* **DIRECTION**:
Find the word "placeholder" in the listing; pull out each line holding it.

== RECORDS FOR PROCESSING

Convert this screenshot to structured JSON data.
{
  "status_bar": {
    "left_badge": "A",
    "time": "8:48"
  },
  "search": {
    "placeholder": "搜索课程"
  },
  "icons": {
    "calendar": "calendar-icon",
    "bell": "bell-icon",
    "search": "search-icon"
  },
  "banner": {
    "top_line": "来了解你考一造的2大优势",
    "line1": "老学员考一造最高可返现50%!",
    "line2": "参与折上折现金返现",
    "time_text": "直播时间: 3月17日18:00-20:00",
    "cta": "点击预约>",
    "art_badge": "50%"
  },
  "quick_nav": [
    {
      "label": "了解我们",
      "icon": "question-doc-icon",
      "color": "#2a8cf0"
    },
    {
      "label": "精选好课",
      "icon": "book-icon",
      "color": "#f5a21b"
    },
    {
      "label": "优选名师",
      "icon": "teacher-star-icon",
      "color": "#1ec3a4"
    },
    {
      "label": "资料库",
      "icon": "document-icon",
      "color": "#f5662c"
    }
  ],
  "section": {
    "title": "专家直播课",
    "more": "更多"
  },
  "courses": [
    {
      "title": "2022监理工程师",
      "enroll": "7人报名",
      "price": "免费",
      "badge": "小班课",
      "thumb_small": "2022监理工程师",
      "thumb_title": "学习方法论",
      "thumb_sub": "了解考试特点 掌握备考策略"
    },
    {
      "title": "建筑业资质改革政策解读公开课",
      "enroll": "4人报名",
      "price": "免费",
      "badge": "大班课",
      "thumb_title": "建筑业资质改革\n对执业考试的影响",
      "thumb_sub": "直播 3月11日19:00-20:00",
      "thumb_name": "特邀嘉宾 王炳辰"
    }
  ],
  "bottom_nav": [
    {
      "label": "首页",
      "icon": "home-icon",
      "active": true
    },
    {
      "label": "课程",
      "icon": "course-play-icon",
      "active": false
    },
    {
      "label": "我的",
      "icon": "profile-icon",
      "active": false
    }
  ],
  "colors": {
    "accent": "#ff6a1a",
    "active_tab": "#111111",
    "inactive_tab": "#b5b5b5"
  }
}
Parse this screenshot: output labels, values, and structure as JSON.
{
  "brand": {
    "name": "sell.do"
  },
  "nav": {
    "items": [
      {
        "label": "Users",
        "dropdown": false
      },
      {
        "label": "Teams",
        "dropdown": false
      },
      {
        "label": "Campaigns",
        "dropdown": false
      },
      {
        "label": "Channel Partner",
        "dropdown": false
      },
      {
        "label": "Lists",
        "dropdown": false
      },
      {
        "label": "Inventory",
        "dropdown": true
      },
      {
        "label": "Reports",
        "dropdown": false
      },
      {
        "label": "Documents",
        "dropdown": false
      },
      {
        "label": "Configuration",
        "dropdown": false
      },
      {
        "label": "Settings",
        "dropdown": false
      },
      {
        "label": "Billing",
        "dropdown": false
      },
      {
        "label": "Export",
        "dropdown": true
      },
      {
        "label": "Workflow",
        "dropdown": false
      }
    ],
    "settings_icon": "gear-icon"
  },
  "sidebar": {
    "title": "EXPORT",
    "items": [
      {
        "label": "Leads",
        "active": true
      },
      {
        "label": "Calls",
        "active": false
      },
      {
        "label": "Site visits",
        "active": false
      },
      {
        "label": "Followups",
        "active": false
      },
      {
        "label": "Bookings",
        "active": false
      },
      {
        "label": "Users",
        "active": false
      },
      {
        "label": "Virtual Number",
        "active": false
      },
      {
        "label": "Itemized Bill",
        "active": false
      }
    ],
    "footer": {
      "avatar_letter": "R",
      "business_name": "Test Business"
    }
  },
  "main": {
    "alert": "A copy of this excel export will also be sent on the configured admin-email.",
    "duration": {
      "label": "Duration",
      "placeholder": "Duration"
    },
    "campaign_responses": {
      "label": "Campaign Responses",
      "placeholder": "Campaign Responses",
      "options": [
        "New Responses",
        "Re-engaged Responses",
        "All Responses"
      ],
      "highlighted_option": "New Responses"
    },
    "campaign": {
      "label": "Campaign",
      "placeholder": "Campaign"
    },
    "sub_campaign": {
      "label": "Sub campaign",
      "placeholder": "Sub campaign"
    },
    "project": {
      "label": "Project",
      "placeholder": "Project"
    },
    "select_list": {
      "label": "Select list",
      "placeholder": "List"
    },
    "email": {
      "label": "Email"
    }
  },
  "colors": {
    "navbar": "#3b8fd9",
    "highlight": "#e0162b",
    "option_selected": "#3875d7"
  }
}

====

* **PROBLEM SOLUTION**:
    "placeholder": "搜索课程"
      "placeholder": "Duration"
      "placeholder": "Campaign Responses",
      "placeholder": "Campaign"
      "placeholder": "Sub campaign"
      "placeholder": "Project"
      "placeholder": "List"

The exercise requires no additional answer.